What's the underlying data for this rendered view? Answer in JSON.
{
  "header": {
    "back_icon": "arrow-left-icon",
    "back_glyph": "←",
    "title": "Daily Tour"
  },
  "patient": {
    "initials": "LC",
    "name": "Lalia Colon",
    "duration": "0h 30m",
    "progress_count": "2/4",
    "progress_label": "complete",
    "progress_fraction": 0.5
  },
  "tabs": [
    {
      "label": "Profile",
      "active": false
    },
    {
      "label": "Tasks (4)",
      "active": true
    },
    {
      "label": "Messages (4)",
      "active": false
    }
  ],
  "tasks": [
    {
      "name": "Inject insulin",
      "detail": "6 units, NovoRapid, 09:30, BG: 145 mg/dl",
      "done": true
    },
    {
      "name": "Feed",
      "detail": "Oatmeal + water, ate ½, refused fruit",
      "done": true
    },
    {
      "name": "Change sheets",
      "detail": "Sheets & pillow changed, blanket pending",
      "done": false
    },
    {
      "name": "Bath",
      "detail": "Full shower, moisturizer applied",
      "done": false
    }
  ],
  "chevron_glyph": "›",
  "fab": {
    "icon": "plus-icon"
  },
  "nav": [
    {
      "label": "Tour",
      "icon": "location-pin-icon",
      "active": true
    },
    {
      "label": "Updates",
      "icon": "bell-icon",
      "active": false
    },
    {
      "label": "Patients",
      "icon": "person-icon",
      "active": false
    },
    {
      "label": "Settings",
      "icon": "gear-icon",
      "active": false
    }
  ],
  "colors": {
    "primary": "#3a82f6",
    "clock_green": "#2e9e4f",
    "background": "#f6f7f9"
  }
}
┄┄┄┄┄┄┄┄┄┄┄┄┄┄┄┄┄┄┄┄
EXERCISE DIRECTIONS: Copy all of the material word for word.

TASK SOLUTION:
What's the underlying data for this rendered view? Answer in JSON.
{
  "header": {
    "back_icon": "arrow-left-icon",
    "back_glyph": "←",
    "title": "Daily Tour"
  },
  "patient": {
    "initials": "LC",
    "name": "Lalia Colon",
    "duration": "0h 30m",
    "progress_count": "2/4",
    "progress_label": "complete",
    "progress_fraction": 0.5
  },
  "tabs": [
    {
      "label": "Profile",
      "active": false
    },
    {
      "label": "Tasks (4)",
      "active": true
    },
    {
      "label": "Messages (4)",
      "active": false
    }
  ],
  "tasks": [
    {
      "name": "Inject insulin",
      "detail": "6 units, NovoRapid, 09:30, BG: 145 mg/dl",
      "done": true
    },
    {
      "name": "Feed",
      "detail": "Oatmeal + water, ate ½, refused fruit",
      "done": true
    },
    {
      "name": "Change sheets",
      "detail": "Sheets & pillow changed, blanket pending",
      "done": false
    },
    {
      "name": "Bath",
      "detail": "Full shower, moisturizer applied",
      "done": false
    }
  ],
  "chevron_glyph": "›",
  "fab": {
    "icon": "plus-icon"
  },
  "nav": [
    {
      "label": "Tour",
      "icon": "location-pin-icon",
      "active": true
    },
    {
      "label": "Updates",
      "icon": "bell-icon",
      "active": false
    },
    {
      "label": "Patients",
      "icon": "person-icon",
      "active": false
    },
    {
      "label": "Settings",
      "icon": "gear-icon",
      "active": false
    }
  ],
  "colors": {
    "primary": "#3a82f6",
    "clock_green": "#2e9e4f",
    "background": "#f6f7f9"
  }
}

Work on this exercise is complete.